--- DATA ---

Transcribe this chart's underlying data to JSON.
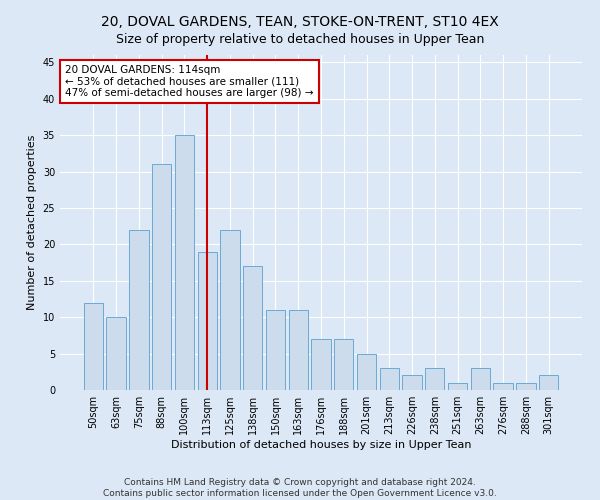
{
  "title": "20, DOVAL GARDENS, TEAN, STOKE-ON-TRENT, ST10 4EX",
  "subtitle": "Size of property relative to detached houses in Upper Tean",
  "xlabel": "Distribution of detached houses by size in Upper Tean",
  "ylabel": "Number of detached properties",
  "categories": [
    "50sqm",
    "63sqm",
    "75sqm",
    "88sqm",
    "100sqm",
    "113sqm",
    "125sqm",
    "138sqm",
    "150sqm",
    "163sqm",
    "176sqm",
    "188sqm",
    "201sqm",
    "213sqm",
    "226sqm",
    "238sqm",
    "251sqm",
    "263sqm",
    "276sqm",
    "288sqm",
    "301sqm"
  ],
  "values": [
    12,
    10,
    22,
    31,
    35,
    19,
    22,
    17,
    11,
    11,
    7,
    7,
    5,
    3,
    2,
    3,
    1,
    3,
    1,
    1,
    2
  ],
  "bar_color": "#ccdced",
  "bar_edge_color": "#6aaad4",
  "vline_x": 5,
  "vline_color": "#cc0000",
  "annotation_text": "20 DOVAL GARDENS: 114sqm\n← 53% of detached houses are smaller (111)\n47% of semi-detached houses are larger (98) →",
  "annotation_box_color": "#ffffff",
  "annotation_box_edge_color": "#cc0000",
  "ylim": [
    0,
    46
  ],
  "yticks": [
    0,
    5,
    10,
    15,
    20,
    25,
    30,
    35,
    40,
    45
  ],
  "footer_line1": "Contains HM Land Registry data © Crown copyright and database right 2024.",
  "footer_line2": "Contains public sector information licensed under the Open Government Licence v3.0.",
  "title_fontsize": 10,
  "axis_label_fontsize": 8,
  "tick_fontsize": 7,
  "annotation_fontsize": 7.5,
  "footer_fontsize": 6.5,
  "background_color": "#dce8f5",
  "plot_bg_color": "#dce8f5",
  "grid_color": "#ffffff"
}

---

## [YOUR INSTRUCTIONS]
Every line in the data that holds "Upper" should be copied out.

## [FINAL ANSWER]
  "subtitle": "Size of property relative to detached houses in Upper Tean",
  "xlabel": "Distribution of detached houses by size in Upper Tean",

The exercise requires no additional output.